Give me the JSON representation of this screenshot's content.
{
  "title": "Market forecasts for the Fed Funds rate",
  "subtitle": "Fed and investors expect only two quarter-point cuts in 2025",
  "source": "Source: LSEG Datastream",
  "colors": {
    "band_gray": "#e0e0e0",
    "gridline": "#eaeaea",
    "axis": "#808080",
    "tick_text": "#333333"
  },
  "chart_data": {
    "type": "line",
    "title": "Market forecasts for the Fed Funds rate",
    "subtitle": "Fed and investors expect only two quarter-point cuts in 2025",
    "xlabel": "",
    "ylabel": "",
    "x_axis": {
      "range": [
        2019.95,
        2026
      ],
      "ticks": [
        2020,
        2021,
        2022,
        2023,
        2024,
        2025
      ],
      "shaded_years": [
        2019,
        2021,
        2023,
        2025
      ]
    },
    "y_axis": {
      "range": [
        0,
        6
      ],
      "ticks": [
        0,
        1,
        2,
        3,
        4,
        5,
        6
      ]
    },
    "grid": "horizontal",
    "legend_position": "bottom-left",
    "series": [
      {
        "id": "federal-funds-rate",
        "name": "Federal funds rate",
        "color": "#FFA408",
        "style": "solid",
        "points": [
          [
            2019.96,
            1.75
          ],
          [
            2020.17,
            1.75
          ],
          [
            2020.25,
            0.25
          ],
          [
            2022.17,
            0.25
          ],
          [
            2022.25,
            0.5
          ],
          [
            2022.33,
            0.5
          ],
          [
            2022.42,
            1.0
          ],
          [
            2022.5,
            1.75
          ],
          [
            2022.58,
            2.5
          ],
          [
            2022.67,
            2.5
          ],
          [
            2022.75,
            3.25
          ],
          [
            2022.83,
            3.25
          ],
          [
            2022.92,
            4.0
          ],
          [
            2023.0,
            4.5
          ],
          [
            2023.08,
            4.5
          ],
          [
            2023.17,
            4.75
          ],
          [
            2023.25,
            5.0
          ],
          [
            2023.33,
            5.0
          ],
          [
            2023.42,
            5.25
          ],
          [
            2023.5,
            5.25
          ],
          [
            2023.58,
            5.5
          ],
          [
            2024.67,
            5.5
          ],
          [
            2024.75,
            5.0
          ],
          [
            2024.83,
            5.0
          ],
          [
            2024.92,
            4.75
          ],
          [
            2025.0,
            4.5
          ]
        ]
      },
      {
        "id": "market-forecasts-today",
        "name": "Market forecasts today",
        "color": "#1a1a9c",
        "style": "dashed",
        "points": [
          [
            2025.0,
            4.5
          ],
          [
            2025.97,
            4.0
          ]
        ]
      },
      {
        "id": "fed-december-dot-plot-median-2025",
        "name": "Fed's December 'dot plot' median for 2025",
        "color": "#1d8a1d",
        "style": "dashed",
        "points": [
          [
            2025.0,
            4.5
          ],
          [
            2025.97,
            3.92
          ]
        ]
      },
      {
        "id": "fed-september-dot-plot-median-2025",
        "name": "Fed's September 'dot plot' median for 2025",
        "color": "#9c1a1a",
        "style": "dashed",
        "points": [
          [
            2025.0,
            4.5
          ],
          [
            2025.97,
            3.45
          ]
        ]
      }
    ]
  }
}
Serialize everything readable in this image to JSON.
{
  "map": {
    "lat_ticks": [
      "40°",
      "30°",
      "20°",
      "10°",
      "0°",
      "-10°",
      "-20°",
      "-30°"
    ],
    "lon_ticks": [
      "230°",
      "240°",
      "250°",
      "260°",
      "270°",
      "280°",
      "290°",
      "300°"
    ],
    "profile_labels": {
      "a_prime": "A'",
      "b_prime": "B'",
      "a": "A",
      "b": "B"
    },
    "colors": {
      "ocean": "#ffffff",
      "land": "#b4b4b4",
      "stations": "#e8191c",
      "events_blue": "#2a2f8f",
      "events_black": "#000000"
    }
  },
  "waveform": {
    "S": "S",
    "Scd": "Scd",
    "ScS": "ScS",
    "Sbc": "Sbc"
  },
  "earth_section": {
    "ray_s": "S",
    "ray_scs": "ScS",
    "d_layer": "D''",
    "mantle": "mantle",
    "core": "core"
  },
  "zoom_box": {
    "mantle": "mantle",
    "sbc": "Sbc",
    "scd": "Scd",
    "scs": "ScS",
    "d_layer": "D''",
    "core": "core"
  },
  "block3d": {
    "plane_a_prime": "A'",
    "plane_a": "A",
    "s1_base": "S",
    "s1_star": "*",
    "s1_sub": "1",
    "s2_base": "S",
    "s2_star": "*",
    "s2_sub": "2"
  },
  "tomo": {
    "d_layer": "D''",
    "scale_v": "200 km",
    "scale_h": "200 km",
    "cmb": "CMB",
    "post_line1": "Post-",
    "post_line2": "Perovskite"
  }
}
• • • • •
▶ AIM:
Copy each line of the data above without altering a single character.

▶ FINISHED TASK:
Give me the JSON representation of this screenshot's content.
{
  "title": "Market forecasts for the Fed Funds rate",
  "subtitle": "Fed and investors expect only two quarter-point cuts in 2025",
  "source": "Source: LSEG Datastream",
  "colors": {
    "band_gray": "#e0e0e0",
    "gridline": "#eaeaea",
    "axis": "#808080",
    "tick_text": "#333333"
  },
  "chart_data": {
    "type": "line",
    "title": "Market forecasts for the Fed Funds rate",
    "subtitle": "Fed and investors expect only two quarter-point cuts in 2025",
    "xlabel": "",
    "ylabel": "",
    "x_axis": {
      "range": [
        2019.95,
        2026
      ],
      "ticks": [
        2020,
        2021,
        2022,
        2023,
        2024,
        2025
      ],
      "shaded_years": [
        2019,
        2021,
        2023,
        2025
      ]
    },
    "y_axis": {
      "range": [
        0,
        6
      ],
      "ticks": [
        0,
        1,
        2,
        3,
        4,
        5,
        6
      ]
    },
    "grid": "horizontal",
    "legend_position": "bottom-left",
    "series": [
      {
        "id": "federal-funds-rate",
        "name": "Federal funds rate",
        "color": "#FFA408",
        "style": "solid",
        "points": [
          [
            2019.96,
            1.75
          ],
          [
            2020.17,
            1.75
          ],
          [
            2020.25,
            0.25
          ],
          [
            2022.17,
            0.25
          ],
          [
            2022.25,
            0.5
          ],
          [
            2022.33,
            0.5
          ],
          [
            2022.42,
            1.0
          ],
          [
            2022.5,
            1.75
          ],
          [
            2022.58,
            2.5
          ],
          [
            2022.67,
            2.5
          ],
          [
            2022.75,
            3.25
          ],
          [
            2022.83,
            3.25
          ],
          [
            2022.92,
            4.0
          ],
          [
            2023.0,
            4.5
          ],
          [
            2023.08,
            4.5
          ],
          [
            2023.17,
            4.75
          ],
          [
            2023.25,
            5.0
          ],
          [
            2023.33,
            5.0
          ],
          [
            2023.42,
            5.25
          ],
          [
            2023.5,
            5.25
          ],
          [
            2023.58,
            5.5
          ],
          [
            2024.67,
            5.5
          ],
          [
            2024.75,
            5.0
          ],
          [
            2024.83,
            5.0
          ],
          [
            2024.92,
            4.75
          ],
          [
            2025.0,
            4.5
          ]
        ]
      },
      {
        "id": "market-forecasts-today",
        "name": "Market forecasts today",
        "color": "#1a1a9c",
        "style": "dashed",
        "points": [
          [
            2025.0,
            4.5
          ],
          [
            2025.97,
            4.0
          ]
        ]
      },
      {
        "id": "fed-december-dot-plot-median-2025",
        "name": "Fed's December 'dot plot' median for 2025",
        "color": "#1d8a1d",
        "style": "dashed",
        "points": [
          [
            2025.0,
            4.5
          ],
          [
            2025.97,
            3.92
          ]
        ]
      },
      {
        "id": "fed-september-dot-plot-median-2025",
        "name": "Fed's September 'dot plot' median for 2025",
        "color": "#9c1a1a",
        "style": "dashed",
        "points": [
          [
            2025.0,
            4.5
          ],
          [
            2025.97,
            3.45
          ]
        ]
      }
    ]
  }
}
Serialize everything readable in this image to JSON.
{
  "map": {
    "lat_ticks": [
      "40°",
      "30°",
      "20°",
      "10°",
      "0°",
      "-10°",
      "-20°",
      "-30°"
    ],
    "lon_ticks": [
      "230°",
      "240°",
      "250°",
      "260°",
      "270°",
      "280°",
      "290°",
      "300°"
    ],
    "profile_labels": {
      "a_prime": "A'",
      "b_prime": "B'",
      "a": "A",
      "b": "B"
    },
    "colors": {
      "ocean": "#ffffff",
      "land": "#b4b4b4",
      "stations": "#e8191c",
      "events_blue": "#2a2f8f",
      "events_black": "#000000"
    }
  },
  "waveform": {
    "S": "S",
    "Scd": "Scd",
    "ScS": "ScS",
    "Sbc": "Sbc"
  },
  "earth_section": {
    "ray_s": "S",
    "ray_scs": "ScS",
    "d_layer": "D''",
    "mantle": "mantle",
    "core": "core"
  },
  "zoom_box": {
    "mantle": "mantle",
    "sbc": "Sbc",
    "scd": "Scd",
    "scs": "ScS",
    "d_layer": "D''",
    "core": "core"
  },
  "block3d": {
    "plane_a_prime": "A'",
    "plane_a": "A",
    "s1_base": "S",
    "s1_star": "*",
    "s1_sub": "1",
    "s2_base": "S",
    "s2_star": "*",
    "s2_sub": "2"
  },
  "tomo": {
    "d_layer": "D''",
    "scale_v": "200 km",
    "scale_h": "200 km",
    "cmb": "CMB",
    "post_line1": "Post-",
    "post_line2": "Perovskite"
  }
}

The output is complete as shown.